Exercise: After reading the records, print them all again exactly as they stand.

[Document content entries]
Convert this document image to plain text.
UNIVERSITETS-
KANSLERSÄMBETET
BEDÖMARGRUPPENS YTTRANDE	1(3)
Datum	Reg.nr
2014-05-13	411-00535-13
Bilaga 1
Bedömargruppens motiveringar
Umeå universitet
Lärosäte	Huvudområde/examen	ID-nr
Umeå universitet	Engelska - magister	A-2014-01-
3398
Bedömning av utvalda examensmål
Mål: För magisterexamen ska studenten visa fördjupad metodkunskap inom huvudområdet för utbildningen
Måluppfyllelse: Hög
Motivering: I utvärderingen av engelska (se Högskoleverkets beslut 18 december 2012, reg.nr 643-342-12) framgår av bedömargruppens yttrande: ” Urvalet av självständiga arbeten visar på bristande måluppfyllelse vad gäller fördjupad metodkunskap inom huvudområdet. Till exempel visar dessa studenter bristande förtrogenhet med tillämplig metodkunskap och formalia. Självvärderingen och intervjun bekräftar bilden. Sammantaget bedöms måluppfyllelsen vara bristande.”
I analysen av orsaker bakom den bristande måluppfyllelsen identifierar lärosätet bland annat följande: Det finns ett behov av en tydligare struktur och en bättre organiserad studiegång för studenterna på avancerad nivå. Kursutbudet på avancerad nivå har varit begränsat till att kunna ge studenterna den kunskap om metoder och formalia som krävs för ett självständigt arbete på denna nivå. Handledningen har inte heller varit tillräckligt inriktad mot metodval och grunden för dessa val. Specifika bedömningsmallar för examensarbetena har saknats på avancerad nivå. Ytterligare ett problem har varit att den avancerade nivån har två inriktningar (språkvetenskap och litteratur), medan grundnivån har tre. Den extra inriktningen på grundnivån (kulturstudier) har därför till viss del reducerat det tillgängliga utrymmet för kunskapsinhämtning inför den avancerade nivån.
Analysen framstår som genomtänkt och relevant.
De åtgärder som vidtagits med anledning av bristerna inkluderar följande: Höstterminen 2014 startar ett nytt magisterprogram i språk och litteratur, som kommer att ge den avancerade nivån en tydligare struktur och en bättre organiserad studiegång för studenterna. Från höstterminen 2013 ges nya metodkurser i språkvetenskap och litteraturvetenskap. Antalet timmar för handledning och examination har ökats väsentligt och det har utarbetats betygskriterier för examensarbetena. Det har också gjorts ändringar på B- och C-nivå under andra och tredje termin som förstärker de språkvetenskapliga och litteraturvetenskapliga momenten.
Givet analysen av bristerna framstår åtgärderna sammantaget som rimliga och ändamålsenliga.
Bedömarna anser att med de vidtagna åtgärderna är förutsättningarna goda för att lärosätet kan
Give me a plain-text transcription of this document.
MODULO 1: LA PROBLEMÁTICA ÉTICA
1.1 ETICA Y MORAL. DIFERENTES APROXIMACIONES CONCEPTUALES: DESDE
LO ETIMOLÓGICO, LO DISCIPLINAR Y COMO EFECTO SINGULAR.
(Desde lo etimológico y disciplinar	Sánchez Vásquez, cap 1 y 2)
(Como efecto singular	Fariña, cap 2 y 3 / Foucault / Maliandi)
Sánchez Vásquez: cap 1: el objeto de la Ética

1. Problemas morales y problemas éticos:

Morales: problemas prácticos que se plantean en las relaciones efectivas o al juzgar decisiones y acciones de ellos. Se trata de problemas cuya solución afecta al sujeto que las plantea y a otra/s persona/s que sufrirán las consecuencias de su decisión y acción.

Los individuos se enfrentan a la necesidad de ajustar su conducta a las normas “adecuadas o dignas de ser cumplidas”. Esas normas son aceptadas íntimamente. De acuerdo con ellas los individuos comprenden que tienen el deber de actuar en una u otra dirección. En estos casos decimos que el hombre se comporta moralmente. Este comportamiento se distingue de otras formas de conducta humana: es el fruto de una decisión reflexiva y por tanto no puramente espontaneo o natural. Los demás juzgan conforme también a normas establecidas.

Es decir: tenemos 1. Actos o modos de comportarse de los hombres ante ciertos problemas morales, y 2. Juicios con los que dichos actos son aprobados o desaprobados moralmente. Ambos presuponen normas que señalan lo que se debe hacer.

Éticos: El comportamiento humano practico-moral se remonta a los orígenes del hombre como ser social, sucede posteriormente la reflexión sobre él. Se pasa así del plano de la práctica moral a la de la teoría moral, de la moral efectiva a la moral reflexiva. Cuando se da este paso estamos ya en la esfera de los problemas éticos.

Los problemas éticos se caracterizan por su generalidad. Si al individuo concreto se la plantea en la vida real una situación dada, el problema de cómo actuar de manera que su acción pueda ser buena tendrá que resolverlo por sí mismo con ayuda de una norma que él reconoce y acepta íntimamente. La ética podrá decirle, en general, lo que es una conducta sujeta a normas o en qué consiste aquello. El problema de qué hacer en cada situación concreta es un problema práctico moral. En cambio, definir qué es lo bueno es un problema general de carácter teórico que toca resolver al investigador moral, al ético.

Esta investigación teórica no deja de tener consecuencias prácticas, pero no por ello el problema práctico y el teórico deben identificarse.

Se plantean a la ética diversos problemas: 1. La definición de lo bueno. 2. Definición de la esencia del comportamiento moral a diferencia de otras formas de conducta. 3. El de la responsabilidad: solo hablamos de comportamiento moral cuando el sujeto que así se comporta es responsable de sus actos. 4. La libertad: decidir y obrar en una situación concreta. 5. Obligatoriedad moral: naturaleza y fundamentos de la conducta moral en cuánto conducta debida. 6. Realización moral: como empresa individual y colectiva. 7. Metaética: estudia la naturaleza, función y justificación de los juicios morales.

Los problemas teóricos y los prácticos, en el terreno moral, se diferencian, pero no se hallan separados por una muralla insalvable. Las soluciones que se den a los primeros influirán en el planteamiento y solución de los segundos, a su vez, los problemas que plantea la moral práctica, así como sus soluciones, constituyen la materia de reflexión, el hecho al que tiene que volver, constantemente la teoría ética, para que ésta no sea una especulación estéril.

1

Exercise response:
Convert this document image to plain text.
UNIVERSITETS-
KANSLERSÄMBETET
BEDÖMARGRUPPENS YTTRANDE	1(3)
Datum	Reg.nr
2014-05-13	411-00535-13
Bilaga 1
Bedömargruppens motiveringar
Umeå universitet
Lärosäte	Huvudområde/examen	ID-nr
Umeå universitet	Engelska - magister	A-2014-01-
3398
Bedömning av utvalda examensmål
Mål: För magisterexamen ska studenten visa fördjupad metodkunskap inom huvudområdet för utbildningen
Måluppfyllelse: Hög
Motivering: I utvärderingen av engelska (se Högskoleverkets beslut 18 december 2012, reg.nr 643-342-12) framgår av bedömargruppens yttrande: ” Urvalet av självständiga arbeten visar på bristande måluppfyllelse vad gäller fördjupad metodkunskap inom huvudområdet. Till exempel visar dessa studenter bristande förtrogenhet med tillämplig metodkunskap och formalia. Självvärderingen och intervjun bekräftar bilden. Sammantaget bedöms måluppfyllelsen vara bristande.”
I analysen av orsaker bakom den bristande måluppfyllelsen identifierar lärosätet bland annat följande: Det finns ett behov av en tydligare struktur och en bättre organiserad studiegång för studenterna på avancerad nivå. Kursutbudet på avancerad nivå har varit begränsat till att kunna ge studenterna den kunskap om metoder och formalia som krävs för ett självständigt arbete på denna nivå. Handledningen har inte heller varit tillräckligt inriktad mot metodval och grunden för dessa val. Specifika bedömningsmallar för examensarbetena har saknats på avancerad nivå. Ytterligare ett problem har varit att den avancerade nivån har två inriktningar (språkvetenskap och litteratur), medan grundnivån har tre. Den extra inriktningen på grundnivån (kulturstudier) har därför till viss del reducerat det tillgängliga utrymmet för kunskapsinhämtning inför den avancerade nivån.
Analysen framstår som genomtänkt och relevant.
De åtgärder som vidtagits med anledning av bristerna inkluderar följande: Höstterminen 2014 startar ett nytt magisterprogram i språk och litteratur, som kommer att ge den avancerade nivån en tydligare struktur och en bättre organiserad studiegång för studenterna. Från höstterminen 2013 ges nya metodkurser i språkvetenskap och litteraturvetenskap. Antalet timmar för handledning och examination har ökats väsentligt och det har utarbetats betygskriterier för examensarbetena. Det har också gjorts ändringar på B- och C-nivå under andra och tredje termin som förstärker de språkvetenskapliga och litteraturvetenskapliga momenten.
Givet analysen av bristerna framstår åtgärderna sammantaget som rimliga och ändamålsenliga.
Bedömarna anser att med de vidtagna åtgärderna är förutsättningarna goda för att lärosätet kan
Give me a plain-text transcription of this document.
MODULO 1: LA PROBLEMÁTICA ÉTICA
1.1 ETICA Y MORAL. DIFERENTES APROXIMACIONES CONCEPTUALES: DESDE
LO ETIMOLÓGICO, LO DISCIPLINAR Y COMO EFECTO SINGULAR.
(Desde lo etimológico y disciplinar	Sánchez Vásquez, cap 1 y 2)
(Como efecto singular	Fariña, cap 2 y 3 / Foucault / Maliandi)
Sánchez Vásquez: cap 1: el objeto de la Ética

1. Problemas morales y problemas éticos:

Morales: problemas prácticos que se plantean en las relaciones efectivas o al juzgar decisiones y acciones de ellos. Se trata de problemas cuya solución afecta al sujeto que las plantea y a otra/s persona/s que sufrirán las consecuencias de su decisión y acción.

Los individuos se enfrentan a la necesidad de ajustar su conducta a las normas “adecuadas o dignas de ser cumplidas”. Esas normas son aceptadas íntimamente. De acuerdo con ellas los individuos comprenden que tienen el deber de actuar en una u otra dirección. En estos casos decimos que el hombre se comporta moralmente. Este comportamiento se distingue de otras formas de conducta humana: es el fruto de una decisión reflexiva y por tanto no puramente espontaneo o natural. Los demás juzgan conforme también a normas establecidas.

Es decir: tenemos 1. Actos o modos de comportarse de los hombres ante ciertos problemas morales, y 2. Juicios con los que dichos actos son aprobados o desaprobados moralmente. Ambos presuponen normas que señalan lo que se debe hacer.

Éticos: El comportamiento humano practico-moral se remonta a los orígenes del hombre como ser social, sucede posteriormente la reflexión sobre él. Se pasa así del plano de la práctica moral a la de la teoría moral, de la moral efectiva a la moral reflexiva. Cuando se da este paso estamos ya en la esfera de los problemas éticos.

Los problemas éticos se caracterizan por su generalidad. Si al individuo concreto se la plantea en la vida real una situación dada, el problema de cómo actuar de manera que su acción pueda ser buena tendrá que resolverlo por sí mismo con ayuda de una norma que él reconoce y acepta íntimamente. La ética podrá decirle, en general, lo que es una conducta sujeta a normas o en qué consiste aquello. El problema de qué hacer en cada situación concreta es un problema práctico moral. En cambio, definir qué es lo bueno es un problema general de carácter teórico que toca resolver al investigador moral, al ético.

Esta investigación teórica no deja de tener consecuencias prácticas, pero no por ello el problema práctico y el teórico deben identificarse.

Se plantean a la ética diversos problemas: 1. La definición de lo bueno. 2. Definición de la esencia del comportamiento moral a diferencia de otras formas de conducta. 3. El de la responsabilidad: solo hablamos de comportamiento moral cuando el sujeto que así se comporta es responsable de sus actos. 4. La libertad: decidir y obrar en una situación concreta. 5. Obligatoriedad moral: naturaleza y fundamentos de la conducta moral en cuánto conducta debida. 6. Realización moral: como empresa individual y colectiva. 7. Metaética: estudia la naturaleza, función y justificación de los juicios morales.

Los problemas teóricos y los prácticos, en el terreno moral, se diferencian, pero no se hallan separados por una muralla insalvable. Las soluciones que se den a los primeros influirán en el planteamiento y solución de los segundos, a su vez, los problemas que plantea la moral práctica, así como sus soluciones, constituyen la materia de reflexión, el hecho al que tiene que volver, constantemente la teoría ética, para que ésta no sea una especulación estéril.

1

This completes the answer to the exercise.